**RECORDED INFORMATION**:
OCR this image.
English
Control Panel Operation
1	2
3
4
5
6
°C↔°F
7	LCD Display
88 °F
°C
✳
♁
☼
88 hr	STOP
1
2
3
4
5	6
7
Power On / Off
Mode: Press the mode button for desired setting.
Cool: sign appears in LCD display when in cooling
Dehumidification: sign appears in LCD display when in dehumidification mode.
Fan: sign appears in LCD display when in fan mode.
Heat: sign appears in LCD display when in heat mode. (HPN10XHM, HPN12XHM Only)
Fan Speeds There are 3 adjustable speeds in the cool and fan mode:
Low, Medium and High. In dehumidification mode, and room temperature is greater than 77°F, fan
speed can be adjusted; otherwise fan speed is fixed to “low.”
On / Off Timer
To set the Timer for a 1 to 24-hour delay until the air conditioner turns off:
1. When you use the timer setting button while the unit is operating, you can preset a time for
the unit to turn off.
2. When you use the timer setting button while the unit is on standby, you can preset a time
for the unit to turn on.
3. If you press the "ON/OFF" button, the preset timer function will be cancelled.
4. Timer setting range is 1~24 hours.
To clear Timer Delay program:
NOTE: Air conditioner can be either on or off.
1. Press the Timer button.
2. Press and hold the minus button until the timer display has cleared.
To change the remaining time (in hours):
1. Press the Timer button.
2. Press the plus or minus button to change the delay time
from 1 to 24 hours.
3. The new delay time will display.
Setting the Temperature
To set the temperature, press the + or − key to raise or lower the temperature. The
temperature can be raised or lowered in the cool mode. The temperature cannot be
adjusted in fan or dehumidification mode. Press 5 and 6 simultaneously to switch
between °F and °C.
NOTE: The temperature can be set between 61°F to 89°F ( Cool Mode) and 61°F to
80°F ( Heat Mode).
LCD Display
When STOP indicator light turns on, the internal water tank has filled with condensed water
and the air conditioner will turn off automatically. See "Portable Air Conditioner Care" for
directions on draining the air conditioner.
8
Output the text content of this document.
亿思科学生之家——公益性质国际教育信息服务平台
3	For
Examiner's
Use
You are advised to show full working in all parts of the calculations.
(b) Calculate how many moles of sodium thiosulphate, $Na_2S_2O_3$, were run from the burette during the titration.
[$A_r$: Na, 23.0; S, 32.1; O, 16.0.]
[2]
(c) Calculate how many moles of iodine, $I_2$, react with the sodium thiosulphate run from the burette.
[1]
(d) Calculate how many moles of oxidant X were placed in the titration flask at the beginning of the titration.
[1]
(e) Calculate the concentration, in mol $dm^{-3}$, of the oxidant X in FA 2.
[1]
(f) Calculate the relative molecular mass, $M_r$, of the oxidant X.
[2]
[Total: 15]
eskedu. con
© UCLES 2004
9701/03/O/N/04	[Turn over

**EXERCISE GOAL**:
Which lines in the listing above hold the word "while"? Show each of them.

**OUTPUT FOR THIS TASK**:
1. When you use the timer setting button while the unit is operating, you can preset a time for
2. When you use the timer setting button while the unit is on standby, you can preset a time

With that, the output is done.